━━ Provided records ━━

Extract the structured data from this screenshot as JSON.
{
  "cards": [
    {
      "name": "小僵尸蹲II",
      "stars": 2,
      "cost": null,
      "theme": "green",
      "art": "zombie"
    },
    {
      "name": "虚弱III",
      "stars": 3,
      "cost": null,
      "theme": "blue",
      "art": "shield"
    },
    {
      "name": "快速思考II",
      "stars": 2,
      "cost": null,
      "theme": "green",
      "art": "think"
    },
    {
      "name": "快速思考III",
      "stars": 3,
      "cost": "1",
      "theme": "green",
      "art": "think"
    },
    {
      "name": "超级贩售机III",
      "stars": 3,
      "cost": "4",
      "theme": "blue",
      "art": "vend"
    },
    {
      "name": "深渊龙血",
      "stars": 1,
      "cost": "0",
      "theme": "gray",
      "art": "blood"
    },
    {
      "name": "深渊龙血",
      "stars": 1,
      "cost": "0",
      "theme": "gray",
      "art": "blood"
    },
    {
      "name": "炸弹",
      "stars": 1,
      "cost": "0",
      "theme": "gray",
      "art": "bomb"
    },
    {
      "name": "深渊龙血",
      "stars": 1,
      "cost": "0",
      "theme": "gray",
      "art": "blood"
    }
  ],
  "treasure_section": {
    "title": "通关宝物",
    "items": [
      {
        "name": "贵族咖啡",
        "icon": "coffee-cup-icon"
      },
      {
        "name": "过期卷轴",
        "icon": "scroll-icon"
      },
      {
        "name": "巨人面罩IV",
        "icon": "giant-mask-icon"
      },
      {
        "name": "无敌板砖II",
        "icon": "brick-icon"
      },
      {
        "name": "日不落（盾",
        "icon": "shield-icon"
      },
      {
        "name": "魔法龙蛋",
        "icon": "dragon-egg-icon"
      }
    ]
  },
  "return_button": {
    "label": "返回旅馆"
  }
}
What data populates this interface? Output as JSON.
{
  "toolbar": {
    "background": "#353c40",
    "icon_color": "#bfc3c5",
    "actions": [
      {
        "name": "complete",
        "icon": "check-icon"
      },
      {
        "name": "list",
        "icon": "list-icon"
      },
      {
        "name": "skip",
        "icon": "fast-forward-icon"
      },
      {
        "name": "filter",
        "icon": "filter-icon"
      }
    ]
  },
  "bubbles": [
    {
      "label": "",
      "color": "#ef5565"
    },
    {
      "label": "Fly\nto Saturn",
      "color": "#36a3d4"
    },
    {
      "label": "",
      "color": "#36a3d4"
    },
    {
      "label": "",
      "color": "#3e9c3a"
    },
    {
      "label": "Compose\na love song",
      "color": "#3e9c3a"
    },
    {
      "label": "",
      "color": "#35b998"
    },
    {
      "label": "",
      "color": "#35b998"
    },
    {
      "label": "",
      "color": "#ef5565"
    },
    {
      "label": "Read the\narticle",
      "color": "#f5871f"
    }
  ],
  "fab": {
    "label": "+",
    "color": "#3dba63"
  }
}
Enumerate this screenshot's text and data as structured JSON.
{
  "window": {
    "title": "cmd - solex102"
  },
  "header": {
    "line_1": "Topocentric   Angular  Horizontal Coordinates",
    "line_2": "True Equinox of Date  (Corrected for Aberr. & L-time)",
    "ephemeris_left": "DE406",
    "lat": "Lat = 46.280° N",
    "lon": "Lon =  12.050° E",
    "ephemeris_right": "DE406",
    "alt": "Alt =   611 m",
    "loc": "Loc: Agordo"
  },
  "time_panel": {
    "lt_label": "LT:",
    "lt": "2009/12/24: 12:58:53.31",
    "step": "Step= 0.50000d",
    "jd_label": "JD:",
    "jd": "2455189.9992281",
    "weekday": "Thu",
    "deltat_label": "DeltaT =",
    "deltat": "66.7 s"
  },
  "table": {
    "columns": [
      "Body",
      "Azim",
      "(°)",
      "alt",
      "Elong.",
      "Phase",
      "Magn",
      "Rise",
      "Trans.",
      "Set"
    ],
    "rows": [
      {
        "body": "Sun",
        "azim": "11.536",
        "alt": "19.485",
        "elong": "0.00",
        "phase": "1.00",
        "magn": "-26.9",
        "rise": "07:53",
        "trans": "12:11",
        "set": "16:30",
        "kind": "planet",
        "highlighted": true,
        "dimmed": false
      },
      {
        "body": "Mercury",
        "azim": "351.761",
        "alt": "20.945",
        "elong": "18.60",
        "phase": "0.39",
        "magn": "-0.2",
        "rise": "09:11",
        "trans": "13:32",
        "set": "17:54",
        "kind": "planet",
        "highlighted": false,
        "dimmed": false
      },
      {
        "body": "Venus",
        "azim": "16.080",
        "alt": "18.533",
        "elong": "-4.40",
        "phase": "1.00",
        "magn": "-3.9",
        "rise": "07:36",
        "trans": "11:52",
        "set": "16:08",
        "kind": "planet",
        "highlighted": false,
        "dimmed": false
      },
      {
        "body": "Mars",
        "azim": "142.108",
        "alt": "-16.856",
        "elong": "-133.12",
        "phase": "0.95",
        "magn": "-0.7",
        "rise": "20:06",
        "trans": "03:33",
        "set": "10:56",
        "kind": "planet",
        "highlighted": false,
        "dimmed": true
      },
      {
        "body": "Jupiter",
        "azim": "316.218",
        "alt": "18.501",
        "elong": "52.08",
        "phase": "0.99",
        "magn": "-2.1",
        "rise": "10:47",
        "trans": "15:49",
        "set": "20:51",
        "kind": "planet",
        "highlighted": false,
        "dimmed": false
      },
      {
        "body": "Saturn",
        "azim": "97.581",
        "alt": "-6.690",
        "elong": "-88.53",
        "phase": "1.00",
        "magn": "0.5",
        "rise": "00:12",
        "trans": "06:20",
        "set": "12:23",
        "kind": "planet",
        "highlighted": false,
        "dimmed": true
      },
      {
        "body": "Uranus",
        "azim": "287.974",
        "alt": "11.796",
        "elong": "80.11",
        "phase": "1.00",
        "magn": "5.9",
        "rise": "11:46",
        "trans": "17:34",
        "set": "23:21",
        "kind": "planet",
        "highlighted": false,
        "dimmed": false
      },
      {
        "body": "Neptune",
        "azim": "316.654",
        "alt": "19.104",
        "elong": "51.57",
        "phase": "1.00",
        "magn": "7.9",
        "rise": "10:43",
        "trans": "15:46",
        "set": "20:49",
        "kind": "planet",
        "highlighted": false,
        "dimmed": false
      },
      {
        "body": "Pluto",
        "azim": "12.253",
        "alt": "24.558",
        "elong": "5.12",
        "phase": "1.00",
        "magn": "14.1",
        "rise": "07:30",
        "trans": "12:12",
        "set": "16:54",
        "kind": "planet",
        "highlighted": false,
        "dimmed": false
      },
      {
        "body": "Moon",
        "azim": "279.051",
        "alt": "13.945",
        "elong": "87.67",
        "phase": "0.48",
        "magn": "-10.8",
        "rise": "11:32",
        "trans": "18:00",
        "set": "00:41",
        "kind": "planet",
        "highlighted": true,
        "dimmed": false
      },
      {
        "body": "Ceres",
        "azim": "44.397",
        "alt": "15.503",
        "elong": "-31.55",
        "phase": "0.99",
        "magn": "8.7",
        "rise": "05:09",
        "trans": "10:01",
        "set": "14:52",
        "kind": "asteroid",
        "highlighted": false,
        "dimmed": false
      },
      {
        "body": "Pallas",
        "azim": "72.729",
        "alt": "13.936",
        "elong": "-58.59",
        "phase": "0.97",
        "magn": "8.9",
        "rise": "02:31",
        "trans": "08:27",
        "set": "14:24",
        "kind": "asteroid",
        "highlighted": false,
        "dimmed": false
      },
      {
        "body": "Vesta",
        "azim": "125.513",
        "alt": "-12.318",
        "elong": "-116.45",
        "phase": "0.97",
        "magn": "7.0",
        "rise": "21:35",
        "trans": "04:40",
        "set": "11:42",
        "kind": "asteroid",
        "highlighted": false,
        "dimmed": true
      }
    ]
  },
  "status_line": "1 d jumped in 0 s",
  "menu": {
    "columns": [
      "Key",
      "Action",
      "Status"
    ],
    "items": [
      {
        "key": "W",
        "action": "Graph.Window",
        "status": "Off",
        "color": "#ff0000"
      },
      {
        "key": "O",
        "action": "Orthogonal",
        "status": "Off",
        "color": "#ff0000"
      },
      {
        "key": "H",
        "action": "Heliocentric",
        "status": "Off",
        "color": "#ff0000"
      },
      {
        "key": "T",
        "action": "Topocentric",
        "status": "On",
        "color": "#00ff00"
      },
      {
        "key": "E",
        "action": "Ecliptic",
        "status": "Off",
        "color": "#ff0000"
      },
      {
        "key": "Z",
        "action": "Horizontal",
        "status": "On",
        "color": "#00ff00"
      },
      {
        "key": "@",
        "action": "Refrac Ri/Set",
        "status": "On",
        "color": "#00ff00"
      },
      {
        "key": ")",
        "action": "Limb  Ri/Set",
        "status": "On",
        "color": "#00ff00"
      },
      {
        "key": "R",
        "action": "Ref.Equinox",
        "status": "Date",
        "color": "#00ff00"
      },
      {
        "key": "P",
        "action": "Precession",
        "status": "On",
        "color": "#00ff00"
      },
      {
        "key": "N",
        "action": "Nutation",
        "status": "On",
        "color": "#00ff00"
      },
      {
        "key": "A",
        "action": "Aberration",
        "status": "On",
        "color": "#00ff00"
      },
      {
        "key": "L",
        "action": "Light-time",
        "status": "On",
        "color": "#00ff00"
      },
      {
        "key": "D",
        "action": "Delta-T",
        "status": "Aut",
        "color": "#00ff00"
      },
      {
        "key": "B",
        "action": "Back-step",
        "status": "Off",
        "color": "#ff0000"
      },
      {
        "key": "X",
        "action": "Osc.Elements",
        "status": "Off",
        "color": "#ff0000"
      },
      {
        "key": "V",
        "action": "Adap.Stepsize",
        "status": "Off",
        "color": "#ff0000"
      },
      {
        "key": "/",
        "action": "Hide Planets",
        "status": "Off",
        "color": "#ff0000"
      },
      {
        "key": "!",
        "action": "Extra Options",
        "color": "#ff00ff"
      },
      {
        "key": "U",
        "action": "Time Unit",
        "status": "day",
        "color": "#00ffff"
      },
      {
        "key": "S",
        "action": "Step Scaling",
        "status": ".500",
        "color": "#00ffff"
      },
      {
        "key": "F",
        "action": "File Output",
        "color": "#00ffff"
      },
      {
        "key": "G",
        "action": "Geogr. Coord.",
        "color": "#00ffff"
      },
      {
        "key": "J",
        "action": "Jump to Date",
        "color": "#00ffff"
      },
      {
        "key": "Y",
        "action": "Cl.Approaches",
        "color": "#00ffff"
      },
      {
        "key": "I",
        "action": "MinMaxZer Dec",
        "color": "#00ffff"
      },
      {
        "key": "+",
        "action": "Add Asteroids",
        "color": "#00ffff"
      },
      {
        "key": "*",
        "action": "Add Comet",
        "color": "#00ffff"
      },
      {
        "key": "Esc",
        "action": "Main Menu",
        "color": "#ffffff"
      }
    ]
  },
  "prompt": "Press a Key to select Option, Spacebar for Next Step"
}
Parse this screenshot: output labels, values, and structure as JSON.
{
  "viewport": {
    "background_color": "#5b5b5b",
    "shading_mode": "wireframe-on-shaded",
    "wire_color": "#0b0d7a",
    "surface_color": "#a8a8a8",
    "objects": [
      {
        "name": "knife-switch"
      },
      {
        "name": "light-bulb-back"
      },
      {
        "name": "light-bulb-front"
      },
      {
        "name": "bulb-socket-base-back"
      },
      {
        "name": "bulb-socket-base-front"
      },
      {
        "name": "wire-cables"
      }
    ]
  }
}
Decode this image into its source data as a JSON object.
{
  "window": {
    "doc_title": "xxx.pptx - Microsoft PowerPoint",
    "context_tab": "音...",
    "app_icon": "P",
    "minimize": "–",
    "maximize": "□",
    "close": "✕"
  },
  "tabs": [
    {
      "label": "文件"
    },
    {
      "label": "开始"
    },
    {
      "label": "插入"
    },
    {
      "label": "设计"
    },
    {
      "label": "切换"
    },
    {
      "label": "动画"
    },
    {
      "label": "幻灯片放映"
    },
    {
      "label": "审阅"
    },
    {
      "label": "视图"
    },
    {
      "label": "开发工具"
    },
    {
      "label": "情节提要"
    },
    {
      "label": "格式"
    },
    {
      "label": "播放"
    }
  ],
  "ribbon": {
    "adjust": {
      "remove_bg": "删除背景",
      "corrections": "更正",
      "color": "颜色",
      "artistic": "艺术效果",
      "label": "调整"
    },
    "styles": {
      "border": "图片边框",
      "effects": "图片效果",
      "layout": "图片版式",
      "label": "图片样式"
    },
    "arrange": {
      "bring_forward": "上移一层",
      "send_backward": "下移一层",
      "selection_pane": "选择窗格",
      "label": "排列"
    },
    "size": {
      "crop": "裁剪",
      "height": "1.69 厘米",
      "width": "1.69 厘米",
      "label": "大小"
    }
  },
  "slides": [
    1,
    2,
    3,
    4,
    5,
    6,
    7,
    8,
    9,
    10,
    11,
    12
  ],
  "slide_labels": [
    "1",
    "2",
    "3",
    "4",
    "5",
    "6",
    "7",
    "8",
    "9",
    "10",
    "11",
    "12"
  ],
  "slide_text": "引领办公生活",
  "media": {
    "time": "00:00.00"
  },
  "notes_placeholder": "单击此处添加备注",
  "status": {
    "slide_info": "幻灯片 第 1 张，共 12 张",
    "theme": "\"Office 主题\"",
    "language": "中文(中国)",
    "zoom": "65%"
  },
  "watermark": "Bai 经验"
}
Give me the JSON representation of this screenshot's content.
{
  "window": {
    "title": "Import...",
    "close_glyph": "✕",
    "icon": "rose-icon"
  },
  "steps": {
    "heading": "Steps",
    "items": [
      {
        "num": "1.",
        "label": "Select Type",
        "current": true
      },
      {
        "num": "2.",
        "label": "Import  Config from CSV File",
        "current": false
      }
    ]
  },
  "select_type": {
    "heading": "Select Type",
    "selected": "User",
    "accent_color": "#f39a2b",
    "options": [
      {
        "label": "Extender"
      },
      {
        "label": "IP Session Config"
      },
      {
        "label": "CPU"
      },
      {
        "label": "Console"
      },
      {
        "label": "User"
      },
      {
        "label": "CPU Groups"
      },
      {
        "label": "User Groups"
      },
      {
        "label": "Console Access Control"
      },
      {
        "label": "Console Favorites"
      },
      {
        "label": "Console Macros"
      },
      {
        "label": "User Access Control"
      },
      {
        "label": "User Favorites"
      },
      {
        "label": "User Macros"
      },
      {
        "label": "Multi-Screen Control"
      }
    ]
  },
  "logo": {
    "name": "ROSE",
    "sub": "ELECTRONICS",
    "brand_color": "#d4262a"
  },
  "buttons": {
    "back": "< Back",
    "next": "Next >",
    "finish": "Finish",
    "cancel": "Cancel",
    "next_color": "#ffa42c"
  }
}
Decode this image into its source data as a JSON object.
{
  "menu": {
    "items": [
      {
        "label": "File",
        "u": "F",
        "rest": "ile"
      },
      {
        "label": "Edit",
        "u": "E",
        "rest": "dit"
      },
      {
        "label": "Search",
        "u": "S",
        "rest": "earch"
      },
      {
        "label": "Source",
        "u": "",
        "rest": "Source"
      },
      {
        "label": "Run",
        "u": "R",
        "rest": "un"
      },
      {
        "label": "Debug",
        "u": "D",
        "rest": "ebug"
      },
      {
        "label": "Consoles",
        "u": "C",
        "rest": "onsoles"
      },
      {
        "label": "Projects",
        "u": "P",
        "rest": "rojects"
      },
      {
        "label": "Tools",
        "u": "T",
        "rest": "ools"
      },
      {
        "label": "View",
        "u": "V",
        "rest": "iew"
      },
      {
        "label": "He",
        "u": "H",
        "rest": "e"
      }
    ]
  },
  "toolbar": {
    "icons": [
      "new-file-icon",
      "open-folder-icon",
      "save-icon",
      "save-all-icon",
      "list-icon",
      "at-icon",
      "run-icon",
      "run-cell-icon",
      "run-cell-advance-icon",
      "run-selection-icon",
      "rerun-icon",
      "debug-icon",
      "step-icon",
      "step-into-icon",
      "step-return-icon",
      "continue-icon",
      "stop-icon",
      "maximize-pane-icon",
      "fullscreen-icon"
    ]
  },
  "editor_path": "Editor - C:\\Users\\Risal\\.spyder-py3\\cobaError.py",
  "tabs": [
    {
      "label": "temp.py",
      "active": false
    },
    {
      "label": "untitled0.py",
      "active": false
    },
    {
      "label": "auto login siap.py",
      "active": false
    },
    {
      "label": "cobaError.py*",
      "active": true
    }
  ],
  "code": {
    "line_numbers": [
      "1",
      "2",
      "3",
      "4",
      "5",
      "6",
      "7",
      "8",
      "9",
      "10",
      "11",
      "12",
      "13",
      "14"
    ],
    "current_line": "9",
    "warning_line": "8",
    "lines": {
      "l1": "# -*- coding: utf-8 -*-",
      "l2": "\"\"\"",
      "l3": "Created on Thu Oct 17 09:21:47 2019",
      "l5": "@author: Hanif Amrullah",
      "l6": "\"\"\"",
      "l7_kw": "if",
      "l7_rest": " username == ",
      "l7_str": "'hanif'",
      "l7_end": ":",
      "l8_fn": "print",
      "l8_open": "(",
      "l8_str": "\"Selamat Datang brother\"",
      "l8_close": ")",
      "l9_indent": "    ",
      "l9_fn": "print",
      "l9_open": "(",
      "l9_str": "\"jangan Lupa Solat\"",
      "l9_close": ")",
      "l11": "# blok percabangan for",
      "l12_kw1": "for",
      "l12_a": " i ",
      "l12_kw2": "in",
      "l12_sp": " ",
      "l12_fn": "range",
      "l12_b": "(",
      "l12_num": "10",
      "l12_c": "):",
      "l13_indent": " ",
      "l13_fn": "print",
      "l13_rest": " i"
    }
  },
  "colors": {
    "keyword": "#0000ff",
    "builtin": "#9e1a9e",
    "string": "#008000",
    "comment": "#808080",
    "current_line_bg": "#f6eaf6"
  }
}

━━━

Exercise objective
Tally how many lines in the material above hold the word "Date". Write only that number.

Correct output
3